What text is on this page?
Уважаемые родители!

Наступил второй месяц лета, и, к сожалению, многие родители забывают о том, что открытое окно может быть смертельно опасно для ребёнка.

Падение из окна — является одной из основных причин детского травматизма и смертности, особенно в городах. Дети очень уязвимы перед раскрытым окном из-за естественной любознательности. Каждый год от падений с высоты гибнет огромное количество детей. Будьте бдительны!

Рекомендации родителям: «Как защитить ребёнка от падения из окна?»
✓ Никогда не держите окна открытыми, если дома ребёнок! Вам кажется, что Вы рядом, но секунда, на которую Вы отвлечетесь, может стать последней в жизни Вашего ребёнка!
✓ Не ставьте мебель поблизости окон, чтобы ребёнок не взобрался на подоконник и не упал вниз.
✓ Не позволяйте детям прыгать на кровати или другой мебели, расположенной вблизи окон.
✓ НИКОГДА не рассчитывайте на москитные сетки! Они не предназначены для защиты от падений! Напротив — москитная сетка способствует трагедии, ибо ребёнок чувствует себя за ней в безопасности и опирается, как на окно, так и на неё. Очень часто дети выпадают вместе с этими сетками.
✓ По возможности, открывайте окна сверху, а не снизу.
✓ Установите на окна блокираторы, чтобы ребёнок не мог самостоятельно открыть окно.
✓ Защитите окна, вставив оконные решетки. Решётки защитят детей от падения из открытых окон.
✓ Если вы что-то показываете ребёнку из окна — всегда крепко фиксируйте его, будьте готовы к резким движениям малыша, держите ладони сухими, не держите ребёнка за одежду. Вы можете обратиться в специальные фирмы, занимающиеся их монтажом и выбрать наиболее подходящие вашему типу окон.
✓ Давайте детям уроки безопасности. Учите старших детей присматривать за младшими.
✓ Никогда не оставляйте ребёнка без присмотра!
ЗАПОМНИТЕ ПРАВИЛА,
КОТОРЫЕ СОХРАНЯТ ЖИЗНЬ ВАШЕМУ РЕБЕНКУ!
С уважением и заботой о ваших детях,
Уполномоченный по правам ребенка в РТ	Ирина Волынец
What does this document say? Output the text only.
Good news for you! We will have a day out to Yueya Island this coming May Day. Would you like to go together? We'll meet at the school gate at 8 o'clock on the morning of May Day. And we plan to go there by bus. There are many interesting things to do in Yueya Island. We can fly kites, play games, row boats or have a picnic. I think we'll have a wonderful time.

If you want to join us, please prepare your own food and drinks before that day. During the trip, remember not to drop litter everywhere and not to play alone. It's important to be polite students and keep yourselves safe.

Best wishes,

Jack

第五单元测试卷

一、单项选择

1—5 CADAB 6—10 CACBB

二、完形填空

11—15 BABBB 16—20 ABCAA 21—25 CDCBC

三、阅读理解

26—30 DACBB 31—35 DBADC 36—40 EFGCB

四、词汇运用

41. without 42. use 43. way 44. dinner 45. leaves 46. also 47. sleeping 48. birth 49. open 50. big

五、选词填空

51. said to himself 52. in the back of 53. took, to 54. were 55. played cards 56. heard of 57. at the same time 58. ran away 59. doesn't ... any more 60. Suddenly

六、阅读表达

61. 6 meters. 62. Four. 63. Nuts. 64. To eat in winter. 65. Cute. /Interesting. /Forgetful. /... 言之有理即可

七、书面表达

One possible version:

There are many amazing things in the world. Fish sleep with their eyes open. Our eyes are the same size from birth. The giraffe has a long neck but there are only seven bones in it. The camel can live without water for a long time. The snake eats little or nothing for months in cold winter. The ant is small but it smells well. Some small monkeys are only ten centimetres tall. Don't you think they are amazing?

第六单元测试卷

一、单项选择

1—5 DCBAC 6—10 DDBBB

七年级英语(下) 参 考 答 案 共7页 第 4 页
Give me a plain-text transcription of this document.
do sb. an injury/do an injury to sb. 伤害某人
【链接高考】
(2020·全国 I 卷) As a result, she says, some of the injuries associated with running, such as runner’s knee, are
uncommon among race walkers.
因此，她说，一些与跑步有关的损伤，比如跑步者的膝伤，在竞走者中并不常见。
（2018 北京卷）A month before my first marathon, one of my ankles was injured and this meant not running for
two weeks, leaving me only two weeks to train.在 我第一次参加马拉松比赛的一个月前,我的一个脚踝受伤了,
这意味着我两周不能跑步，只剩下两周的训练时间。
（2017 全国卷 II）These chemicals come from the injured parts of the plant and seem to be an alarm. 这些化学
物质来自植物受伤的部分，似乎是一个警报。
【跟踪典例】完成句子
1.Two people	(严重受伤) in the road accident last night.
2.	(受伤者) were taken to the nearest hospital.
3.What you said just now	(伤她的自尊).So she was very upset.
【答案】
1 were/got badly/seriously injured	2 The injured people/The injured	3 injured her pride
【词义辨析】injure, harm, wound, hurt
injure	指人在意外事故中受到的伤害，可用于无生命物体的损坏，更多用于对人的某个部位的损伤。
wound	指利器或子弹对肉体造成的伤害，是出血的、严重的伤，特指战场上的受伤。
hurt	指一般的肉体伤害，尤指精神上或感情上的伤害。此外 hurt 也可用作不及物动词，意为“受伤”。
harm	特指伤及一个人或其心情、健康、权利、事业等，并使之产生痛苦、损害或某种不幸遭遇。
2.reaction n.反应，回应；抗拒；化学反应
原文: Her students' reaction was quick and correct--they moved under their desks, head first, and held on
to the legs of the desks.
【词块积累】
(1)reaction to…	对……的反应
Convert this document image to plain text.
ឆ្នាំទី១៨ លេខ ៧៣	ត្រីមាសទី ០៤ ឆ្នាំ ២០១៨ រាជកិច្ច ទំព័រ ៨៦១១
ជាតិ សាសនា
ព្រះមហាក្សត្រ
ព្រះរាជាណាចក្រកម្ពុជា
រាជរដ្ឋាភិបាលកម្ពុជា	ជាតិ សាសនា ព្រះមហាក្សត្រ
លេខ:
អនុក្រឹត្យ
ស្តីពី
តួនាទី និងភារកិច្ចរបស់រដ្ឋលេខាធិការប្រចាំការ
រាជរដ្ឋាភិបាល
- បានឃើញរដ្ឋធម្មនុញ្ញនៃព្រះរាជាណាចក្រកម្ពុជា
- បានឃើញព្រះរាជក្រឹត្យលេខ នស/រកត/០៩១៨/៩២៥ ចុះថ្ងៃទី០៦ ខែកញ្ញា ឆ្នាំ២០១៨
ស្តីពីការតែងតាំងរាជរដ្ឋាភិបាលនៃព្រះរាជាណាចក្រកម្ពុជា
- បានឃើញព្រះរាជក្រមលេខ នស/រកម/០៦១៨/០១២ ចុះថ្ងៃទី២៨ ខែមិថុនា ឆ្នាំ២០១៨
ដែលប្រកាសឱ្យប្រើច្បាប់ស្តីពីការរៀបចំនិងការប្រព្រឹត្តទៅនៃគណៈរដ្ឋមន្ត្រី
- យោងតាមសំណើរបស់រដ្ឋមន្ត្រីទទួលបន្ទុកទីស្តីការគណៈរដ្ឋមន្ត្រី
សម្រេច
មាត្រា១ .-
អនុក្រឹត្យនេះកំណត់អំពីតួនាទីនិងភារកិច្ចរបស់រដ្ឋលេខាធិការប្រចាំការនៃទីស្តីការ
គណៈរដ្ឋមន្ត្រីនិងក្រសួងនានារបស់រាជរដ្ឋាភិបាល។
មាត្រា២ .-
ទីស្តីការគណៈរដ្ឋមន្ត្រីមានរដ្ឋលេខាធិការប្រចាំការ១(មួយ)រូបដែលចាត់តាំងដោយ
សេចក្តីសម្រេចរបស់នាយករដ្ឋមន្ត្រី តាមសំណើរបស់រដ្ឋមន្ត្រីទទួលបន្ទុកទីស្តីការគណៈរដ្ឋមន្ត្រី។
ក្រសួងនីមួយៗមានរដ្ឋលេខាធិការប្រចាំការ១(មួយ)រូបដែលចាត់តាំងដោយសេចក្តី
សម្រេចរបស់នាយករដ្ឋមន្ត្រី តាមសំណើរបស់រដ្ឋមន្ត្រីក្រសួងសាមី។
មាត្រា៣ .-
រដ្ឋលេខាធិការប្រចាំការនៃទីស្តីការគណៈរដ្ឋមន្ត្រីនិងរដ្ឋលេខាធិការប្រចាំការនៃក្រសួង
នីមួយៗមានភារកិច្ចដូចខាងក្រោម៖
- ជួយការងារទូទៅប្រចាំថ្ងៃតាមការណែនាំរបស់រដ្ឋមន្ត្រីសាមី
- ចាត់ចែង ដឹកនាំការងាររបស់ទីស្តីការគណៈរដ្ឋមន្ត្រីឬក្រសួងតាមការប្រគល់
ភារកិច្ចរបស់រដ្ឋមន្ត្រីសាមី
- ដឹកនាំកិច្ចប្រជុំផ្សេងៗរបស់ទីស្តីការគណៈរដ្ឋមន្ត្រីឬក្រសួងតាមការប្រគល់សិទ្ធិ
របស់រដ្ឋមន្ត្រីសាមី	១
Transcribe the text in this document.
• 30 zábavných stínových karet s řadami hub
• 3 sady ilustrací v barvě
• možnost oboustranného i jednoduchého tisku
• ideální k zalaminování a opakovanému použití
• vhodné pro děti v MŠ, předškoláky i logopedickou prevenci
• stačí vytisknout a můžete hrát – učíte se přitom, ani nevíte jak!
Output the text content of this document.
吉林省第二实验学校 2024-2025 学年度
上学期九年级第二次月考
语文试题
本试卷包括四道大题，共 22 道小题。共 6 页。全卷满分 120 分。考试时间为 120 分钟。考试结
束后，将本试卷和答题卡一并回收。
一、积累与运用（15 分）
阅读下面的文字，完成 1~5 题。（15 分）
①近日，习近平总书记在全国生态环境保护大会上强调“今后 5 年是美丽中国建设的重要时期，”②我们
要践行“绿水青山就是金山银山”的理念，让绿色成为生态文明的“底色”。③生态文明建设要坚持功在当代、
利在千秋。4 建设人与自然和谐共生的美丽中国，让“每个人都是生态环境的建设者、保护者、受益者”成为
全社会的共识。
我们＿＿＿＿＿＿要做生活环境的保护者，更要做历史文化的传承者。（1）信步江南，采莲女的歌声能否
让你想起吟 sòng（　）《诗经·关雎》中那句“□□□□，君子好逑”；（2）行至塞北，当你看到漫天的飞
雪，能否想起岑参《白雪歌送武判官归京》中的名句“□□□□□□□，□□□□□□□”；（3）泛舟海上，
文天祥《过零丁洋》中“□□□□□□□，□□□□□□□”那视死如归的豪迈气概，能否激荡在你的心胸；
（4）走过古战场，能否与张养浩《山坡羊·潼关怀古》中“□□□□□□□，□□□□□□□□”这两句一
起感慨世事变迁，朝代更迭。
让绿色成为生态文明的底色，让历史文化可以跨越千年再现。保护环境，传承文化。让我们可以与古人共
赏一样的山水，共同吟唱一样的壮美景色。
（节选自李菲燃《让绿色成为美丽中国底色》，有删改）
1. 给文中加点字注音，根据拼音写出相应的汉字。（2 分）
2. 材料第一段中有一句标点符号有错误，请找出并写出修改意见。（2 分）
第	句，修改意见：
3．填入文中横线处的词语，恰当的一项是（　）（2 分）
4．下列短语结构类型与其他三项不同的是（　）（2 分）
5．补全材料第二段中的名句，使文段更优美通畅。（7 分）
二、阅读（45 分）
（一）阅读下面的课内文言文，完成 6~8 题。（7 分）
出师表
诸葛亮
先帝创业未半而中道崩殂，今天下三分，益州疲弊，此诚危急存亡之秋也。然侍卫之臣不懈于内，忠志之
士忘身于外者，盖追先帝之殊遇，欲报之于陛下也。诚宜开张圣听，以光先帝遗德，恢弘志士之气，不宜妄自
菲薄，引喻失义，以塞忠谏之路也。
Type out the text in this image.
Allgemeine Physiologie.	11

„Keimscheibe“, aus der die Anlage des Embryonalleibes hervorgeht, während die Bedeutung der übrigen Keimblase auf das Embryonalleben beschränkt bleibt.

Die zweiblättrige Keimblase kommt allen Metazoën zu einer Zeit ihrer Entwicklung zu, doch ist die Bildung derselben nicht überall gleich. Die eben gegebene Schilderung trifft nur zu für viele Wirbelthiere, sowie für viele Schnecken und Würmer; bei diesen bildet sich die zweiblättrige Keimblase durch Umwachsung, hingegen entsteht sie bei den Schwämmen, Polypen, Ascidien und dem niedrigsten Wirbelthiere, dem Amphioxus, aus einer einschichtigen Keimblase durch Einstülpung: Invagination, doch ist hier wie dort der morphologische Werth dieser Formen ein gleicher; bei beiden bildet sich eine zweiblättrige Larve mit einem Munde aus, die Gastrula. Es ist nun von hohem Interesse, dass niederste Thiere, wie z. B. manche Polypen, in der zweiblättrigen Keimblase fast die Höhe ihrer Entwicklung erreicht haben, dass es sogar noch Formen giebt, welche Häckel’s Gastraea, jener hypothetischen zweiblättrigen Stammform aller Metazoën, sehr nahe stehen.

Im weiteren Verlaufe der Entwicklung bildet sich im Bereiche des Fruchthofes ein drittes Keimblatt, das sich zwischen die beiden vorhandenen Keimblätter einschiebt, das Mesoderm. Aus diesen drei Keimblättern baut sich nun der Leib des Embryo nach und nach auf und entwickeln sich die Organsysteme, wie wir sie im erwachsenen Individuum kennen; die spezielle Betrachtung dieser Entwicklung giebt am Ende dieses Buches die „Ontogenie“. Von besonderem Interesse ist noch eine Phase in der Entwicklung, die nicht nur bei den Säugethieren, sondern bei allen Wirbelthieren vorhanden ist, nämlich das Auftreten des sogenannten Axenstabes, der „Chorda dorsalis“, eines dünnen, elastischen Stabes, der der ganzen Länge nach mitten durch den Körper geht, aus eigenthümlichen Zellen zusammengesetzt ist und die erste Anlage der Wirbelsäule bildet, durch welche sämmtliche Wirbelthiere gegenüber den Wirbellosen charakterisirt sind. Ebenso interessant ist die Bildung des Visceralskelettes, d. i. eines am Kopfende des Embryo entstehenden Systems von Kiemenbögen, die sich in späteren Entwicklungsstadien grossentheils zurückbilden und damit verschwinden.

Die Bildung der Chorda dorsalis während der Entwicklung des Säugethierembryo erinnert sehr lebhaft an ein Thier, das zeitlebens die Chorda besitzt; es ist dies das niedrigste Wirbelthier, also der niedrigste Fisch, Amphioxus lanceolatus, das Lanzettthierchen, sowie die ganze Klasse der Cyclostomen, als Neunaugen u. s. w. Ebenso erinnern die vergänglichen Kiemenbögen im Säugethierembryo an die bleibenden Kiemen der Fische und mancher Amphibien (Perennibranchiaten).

Written task: Copy out all lines above that include the string "were".

Written response:
51. said to himself 52. in the back of 53. took, to 54. were 55. played cards 56. heard of 57. at the same time 58. ran away 59. doesn't ... any more 60. Suddenly
2.	(受伤者) were taken to the nearest hospital.
1 were/got badly/seriously injured	2 The injured people/The injured	3 injured her pride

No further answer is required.